■ **DIRECTIONS**:
1 – Say whether each statement below agrees with the passage on Russian laws, answering yes or no and quoting the deciding words: (a) it gives 45 as the number of organizations that must be labeled "banned in the Russian Federation"; (b) it says the "obvious disrespect" law was used 51 times in 2021; (c) it says selling LGBT books without age restrictions is often prosecuted.
2 – Please carry the passage on Russian laws further, starting after its last sentence.

■ **PASSAGE SHOWN**:
__________________________________________________
4. Sell LGBT books without age restrictions or organize any kind of LGBT education for children. This is fairly rarely prosecuted and gets on front page news when used.
5. Protest and print media with the support of western institutions, or for western interest. Advocate for revolution. Few know that the biggest protest movement in Russia over the last 10 years where the protests against the raising of pension age, not any of the liberal issues portrayed in western media. 90% of these cases lead to sanctions against the individual responsible, making it difficult for them to bank in Russia banks etc.
6. Really stupid laws that require you to write "banned in the Russian Federation" when referring to organisations like ISIS (banned in the Russia federation), or Azov (banned in the Russia Federation). There are 45 such organisations.
7. "Obvious disrespect" against representative of the state. In 2021, this law ended up used 51 times with a total amount fined in all cases at $21,000.
In Russia we have a saying: The harshness of our laws is offset by their lack of implementation, these laws aren't actually designed to punish in any real way, but rather as a mechanism to encourage self-censorship .
Does not sound totalitarian to me. Or indeed all that heavy-handed.
The real test of freedom is what you can say in everyday life without being shunned or harassed or blacklisted. Russians tend to be pretty blunt and very frank with each other, but reserved in relation to the authorities. In the West, by contrast, people can mouth abuse about the government, but increasingly cannot talk openly with colleagues, neighbours or even family. The levels of anxiety over opinions is very high.
The q. is the locus and frequency of repression. An occasional prosecution for a crime is one thing, but constant anxiety and suspicion that erodes trust and cohesion across society is quite another. IMO Russia sounds like an oasis of sanity.
__________________________________________________
■ **EXTRACTED DATA**:
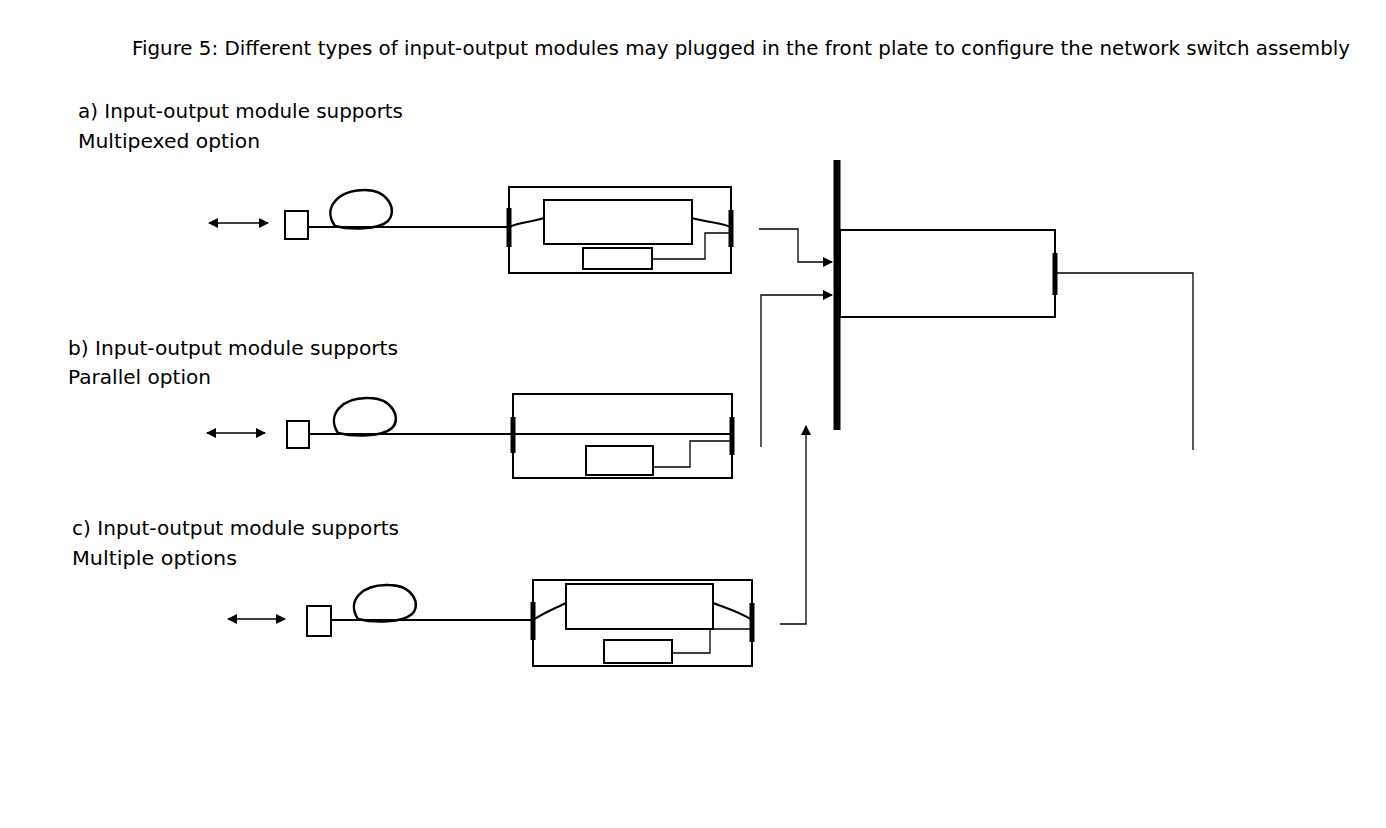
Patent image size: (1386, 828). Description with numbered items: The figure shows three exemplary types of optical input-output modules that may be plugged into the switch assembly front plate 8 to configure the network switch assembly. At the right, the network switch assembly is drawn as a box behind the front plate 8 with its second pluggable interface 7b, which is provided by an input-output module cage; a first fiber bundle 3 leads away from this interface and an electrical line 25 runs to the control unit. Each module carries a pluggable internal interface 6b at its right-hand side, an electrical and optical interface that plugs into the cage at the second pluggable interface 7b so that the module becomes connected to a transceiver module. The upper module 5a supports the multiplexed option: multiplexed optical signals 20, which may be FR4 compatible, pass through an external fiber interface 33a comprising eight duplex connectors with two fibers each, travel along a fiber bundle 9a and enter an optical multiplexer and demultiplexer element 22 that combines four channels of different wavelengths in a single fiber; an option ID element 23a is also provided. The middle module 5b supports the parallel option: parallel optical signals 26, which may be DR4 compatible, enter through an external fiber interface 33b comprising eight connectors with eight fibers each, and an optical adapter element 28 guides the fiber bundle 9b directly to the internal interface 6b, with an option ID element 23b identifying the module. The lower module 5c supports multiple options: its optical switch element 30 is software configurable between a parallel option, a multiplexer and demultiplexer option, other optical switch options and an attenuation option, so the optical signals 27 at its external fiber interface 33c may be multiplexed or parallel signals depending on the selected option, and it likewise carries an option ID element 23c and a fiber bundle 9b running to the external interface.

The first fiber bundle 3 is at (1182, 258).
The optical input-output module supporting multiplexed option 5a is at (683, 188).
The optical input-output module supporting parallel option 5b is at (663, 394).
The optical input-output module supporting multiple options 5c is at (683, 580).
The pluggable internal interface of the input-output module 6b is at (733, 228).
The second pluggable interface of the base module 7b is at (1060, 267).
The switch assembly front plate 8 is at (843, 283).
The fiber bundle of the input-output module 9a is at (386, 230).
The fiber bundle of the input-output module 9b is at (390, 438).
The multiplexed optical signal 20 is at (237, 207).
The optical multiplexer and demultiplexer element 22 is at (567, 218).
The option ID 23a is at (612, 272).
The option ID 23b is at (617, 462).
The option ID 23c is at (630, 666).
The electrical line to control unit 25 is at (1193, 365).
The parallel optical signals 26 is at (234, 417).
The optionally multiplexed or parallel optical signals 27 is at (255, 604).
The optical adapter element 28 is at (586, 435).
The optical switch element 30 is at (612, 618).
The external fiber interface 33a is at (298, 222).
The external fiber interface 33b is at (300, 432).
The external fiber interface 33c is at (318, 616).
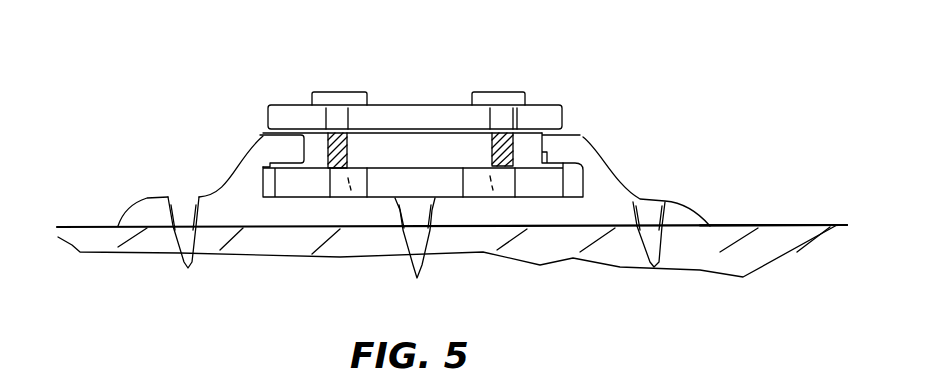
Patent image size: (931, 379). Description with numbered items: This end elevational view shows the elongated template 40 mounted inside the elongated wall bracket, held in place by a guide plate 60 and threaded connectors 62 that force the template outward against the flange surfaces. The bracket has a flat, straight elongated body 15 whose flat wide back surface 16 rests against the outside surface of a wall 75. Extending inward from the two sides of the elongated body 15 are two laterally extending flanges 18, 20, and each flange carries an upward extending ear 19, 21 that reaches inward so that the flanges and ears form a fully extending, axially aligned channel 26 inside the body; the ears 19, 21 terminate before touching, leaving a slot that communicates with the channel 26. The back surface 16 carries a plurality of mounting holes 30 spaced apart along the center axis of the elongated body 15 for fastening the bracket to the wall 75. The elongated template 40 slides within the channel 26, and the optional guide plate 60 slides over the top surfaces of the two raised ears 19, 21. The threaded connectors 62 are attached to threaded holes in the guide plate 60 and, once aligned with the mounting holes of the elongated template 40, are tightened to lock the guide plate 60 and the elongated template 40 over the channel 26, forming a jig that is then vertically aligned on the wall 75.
__________________________________________________
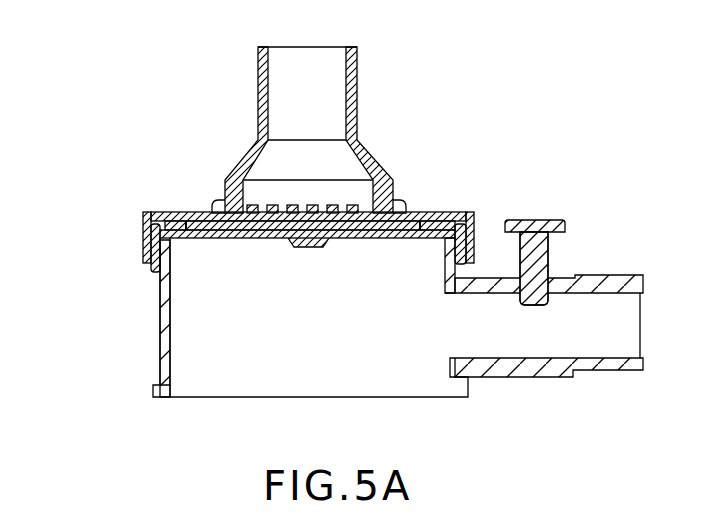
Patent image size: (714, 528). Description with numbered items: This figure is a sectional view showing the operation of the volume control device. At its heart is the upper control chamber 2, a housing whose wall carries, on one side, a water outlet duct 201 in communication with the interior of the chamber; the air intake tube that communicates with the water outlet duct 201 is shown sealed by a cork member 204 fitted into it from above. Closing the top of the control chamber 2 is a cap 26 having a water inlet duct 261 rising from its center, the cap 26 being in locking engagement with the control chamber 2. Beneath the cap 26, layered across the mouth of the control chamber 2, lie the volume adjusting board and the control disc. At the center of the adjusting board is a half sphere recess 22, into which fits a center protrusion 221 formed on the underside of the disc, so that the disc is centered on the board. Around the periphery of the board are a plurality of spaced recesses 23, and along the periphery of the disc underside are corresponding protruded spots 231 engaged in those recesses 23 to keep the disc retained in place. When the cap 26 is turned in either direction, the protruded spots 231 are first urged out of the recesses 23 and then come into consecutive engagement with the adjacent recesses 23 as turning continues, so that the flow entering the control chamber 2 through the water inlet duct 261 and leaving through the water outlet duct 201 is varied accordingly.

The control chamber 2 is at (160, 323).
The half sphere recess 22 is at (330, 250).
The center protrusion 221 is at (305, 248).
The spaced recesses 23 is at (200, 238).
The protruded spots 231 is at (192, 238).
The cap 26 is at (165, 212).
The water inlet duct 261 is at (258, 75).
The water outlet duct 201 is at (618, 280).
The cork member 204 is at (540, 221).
__________________________________________________
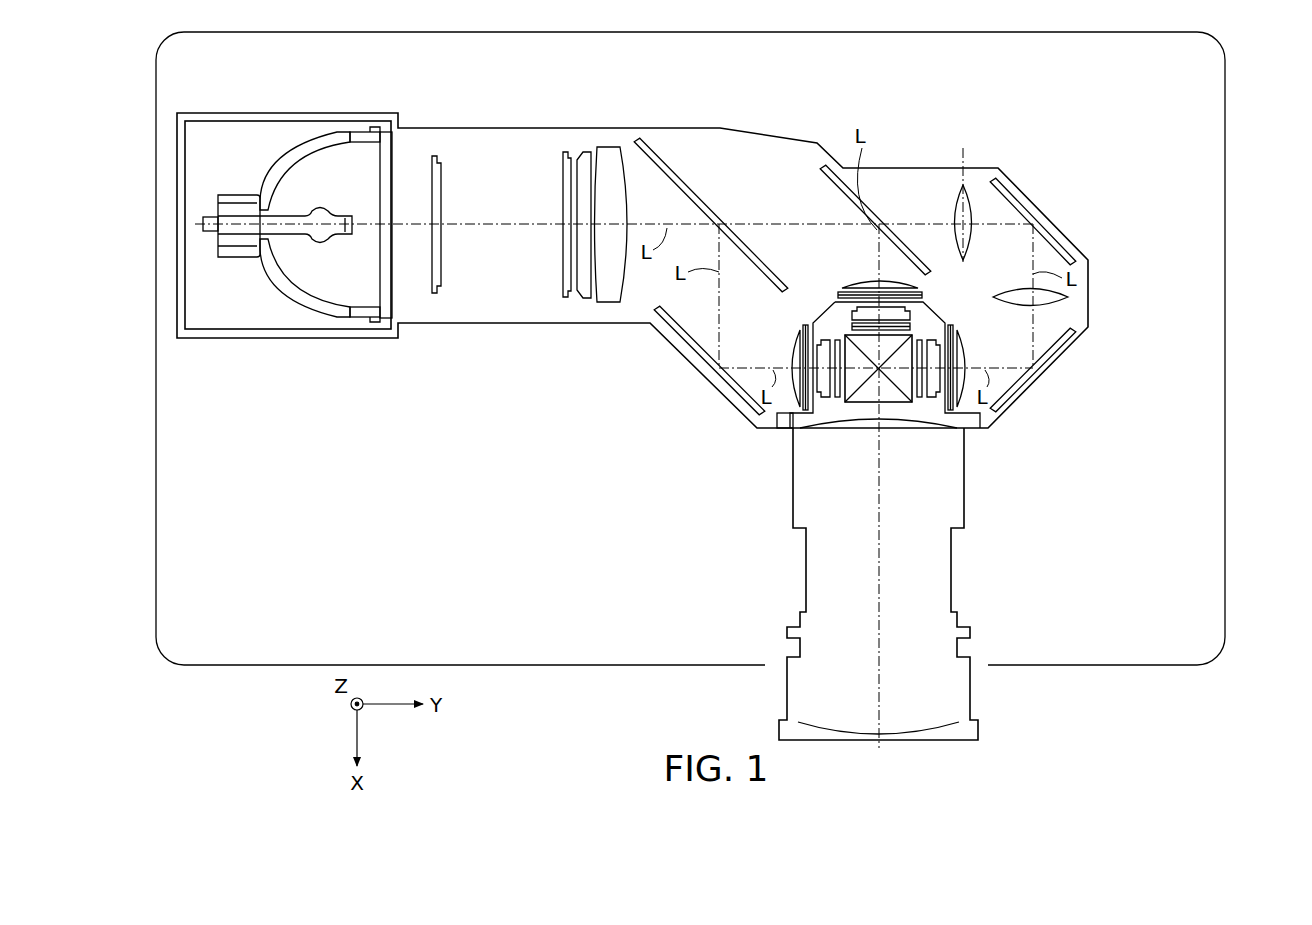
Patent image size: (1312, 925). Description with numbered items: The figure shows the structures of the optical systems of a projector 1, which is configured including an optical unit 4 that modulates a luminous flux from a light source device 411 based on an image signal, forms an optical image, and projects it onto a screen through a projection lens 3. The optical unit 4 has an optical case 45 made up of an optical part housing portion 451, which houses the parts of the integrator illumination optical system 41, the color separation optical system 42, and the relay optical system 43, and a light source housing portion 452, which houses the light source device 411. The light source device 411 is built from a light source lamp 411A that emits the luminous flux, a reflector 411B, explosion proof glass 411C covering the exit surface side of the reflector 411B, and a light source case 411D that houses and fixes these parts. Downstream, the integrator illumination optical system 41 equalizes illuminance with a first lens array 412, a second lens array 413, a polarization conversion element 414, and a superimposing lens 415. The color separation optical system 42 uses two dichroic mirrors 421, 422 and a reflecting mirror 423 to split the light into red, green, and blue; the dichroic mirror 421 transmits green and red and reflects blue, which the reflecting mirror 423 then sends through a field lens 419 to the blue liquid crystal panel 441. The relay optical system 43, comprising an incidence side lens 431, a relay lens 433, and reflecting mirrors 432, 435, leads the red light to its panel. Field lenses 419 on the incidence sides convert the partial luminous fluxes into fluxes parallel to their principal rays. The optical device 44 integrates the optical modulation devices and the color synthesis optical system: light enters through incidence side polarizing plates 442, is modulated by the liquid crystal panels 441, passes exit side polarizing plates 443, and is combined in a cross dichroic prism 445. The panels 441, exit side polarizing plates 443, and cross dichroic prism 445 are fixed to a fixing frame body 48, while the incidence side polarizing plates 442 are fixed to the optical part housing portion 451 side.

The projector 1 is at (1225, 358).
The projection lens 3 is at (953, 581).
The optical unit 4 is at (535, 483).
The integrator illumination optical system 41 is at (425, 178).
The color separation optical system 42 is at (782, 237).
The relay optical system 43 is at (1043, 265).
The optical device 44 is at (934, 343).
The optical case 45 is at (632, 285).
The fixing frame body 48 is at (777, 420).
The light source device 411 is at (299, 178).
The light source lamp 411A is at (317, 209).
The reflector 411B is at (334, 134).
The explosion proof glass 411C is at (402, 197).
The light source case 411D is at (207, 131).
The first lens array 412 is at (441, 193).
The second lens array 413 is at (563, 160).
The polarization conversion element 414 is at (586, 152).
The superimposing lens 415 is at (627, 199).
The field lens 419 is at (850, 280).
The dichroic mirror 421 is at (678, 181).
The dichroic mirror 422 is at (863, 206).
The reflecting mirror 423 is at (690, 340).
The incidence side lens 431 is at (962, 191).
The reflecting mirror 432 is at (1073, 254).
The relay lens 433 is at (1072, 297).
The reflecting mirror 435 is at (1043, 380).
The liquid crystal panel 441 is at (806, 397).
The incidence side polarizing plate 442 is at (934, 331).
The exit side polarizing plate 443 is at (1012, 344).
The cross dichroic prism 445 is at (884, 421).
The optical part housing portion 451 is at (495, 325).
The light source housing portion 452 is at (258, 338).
__________________________________________________
■ **RESULTS FOR THE EXERCISE**:
1 –
(a) Yes: "There are 45 such organisations."
(b) Yes: "In 2021, this law ended up used 51 times"
(c) No: "This is fairly rarely prosecuted"

2 –
While I agree with you sentiment, in my opinion this strategy from the RU government leads to ambiguity in law, and erodes trust in the rule of law. While I am sure that it is an effective means of social engineering, and much less abrasive than the shame based ostracisation from polite society in the west, ambiguity create a sense of anxiety that isn't healthy either.
The Russians are making progress and this cannot be measured by Western experience. Russia will always be a lot less individualistic than the West because of its historical experience. They are better off making mistakes that suit the national temperament than meeting abstract standards of any kind. Russia has been the site of non-stop social engineering by its rulers since early modern times. They can do with a break for a few generations. The challenge facing Russia now is increasing the incidence of family formation and total fertility. Everything else is a minor detail.
Not one of those measures is "totalitarian". Such is the cost of living in a functional society with a characteristic civilizational outlook. If western European elites had a fraction of the sanity demonstrated by current Russian elites, we would be in a much better position.
People who worship Hypersonic Putin in the West (and its colonies, like Hungary) want a cheat code to spare them from the labor of standing up for themselves.
What are the values of the European Union? Well, those change all the time. But if you quit, you won't have a seat at the table to be part of the decision.
I have empathy for these "Lost Atlanticists" who feel that they have been abused by our allies, and I think they're 100% in the right when they suggest our local NAFO skizos to join the front in Eastern Ukraine, instead of posting online - with one caveat: admit that despite their sour view of our Western allies, none wants to live in Moscow, or work under a Chinese boss.
I'm also kind of guilty of this by lionizing the new, Taliban government of Afghanistan, but you have to be really obtuse not too see that it's mostly for the lulz. Or is it?
George...you have inadvertently identified the ultimate future of the West: American leadership, Russian bureaucracy and Chinese management. Just imagining this gets me thinking about seeking asylum in Kabul.
If you live in North America or Western Europe you already live in under "totalitarian rule".
*Famous quote about people in the Soviet Union being aware that the powers tell them bullshit versus...*
It's a very soft totalitarianism where you lose your livelihood for being discovered as a dissident, and your - former - LinkedIn contacts honestly applaud your disawoval. Who puts a gun at their head, like they do in a totalitarian system? Nobody.
If it was hard totalitarianism, they would understand. They don't. This has nothing to do with being an NPC, there are no NPCs in the gulag. Misguided, secular puritanism? Maybe, for the former puritans.
Individuals will not risk getting their porn licence revoked for standing up for you. They will hate you for being revealed as a risk factor, and happily comply. Even double down.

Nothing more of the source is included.